» AIM
Search the data below for the word "的工作机制" and copy each line that holds it.

» STORED DATA
━━━━━━━━━━━━━━━━━━━━
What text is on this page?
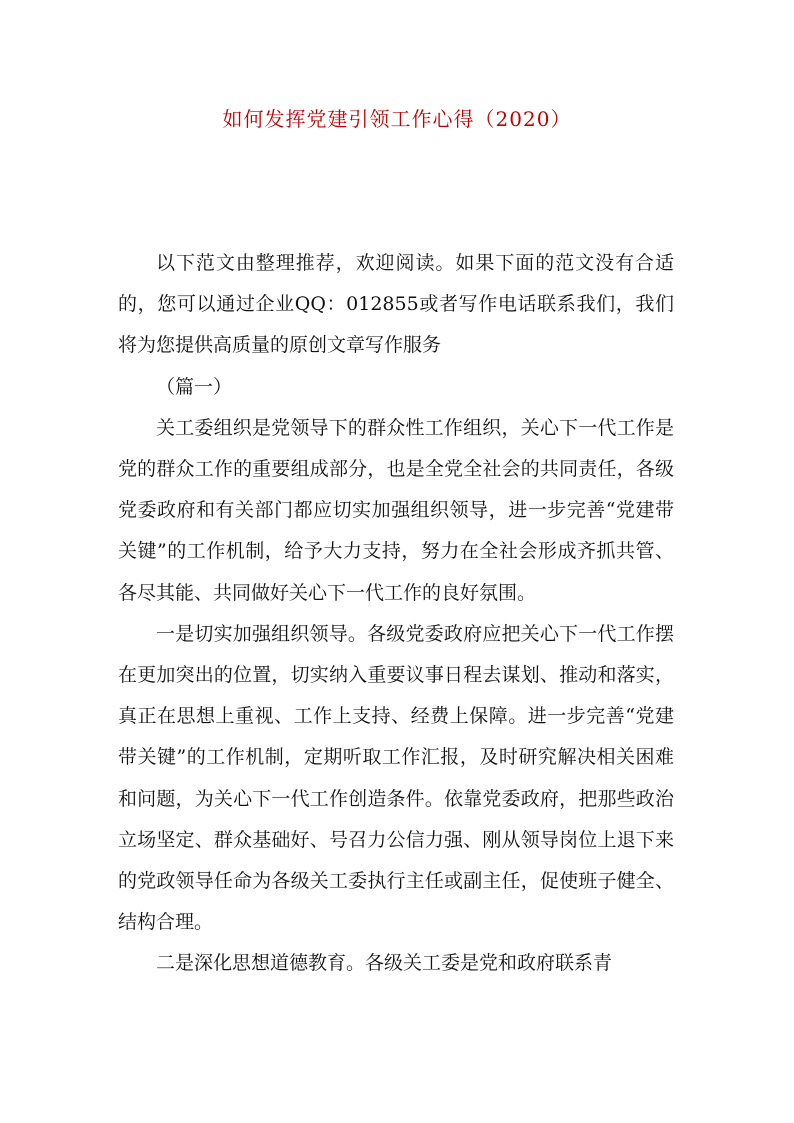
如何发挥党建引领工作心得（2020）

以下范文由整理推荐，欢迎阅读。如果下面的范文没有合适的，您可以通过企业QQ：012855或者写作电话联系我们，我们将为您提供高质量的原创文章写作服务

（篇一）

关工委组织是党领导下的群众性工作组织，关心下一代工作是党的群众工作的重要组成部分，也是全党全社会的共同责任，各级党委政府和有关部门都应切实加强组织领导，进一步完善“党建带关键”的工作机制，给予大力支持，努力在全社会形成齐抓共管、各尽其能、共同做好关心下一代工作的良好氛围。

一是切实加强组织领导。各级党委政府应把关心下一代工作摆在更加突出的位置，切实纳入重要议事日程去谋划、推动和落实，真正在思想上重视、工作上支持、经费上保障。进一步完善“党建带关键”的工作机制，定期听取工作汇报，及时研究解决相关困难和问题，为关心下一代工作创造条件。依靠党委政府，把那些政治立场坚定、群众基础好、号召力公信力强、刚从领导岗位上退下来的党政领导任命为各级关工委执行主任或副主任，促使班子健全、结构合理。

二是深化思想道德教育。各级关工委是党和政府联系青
━━━━━━━━━━━━━━━━━━━━
» FULL ANSWER
关工委组织是党领导下的群众性工作组织，关心下一代工作是党的群众工作的重要组成部分，也是全党全社会的共同责任，各级党委政府和有关部门都应切实加强组织领导，进一步完善“党建带关键”的工作机制，给予大力支持，努力在全社会形成齐抓共管、各尽其能、共同做好关心下一代工作的良好氛围。
一是切实加强组织领导。各级党委政府应把关心下一代工作摆在更加突出的位置，切实纳入重要议事日程去谋划、推动和落实，真正在思想上重视、工作上支持、经费上保障。进一步完善“党建带关键”的工作机制，定期听取工作汇报，及时研究解决相关困难和问题，为关心下一代工作创造条件。依靠党委政府，把那些政治立场坚定、群众基础好、号召力公信力强、刚从领导岗位上退下来的党政领导任命为各级关工委执行主任或副主任，促使班子健全、结构合理。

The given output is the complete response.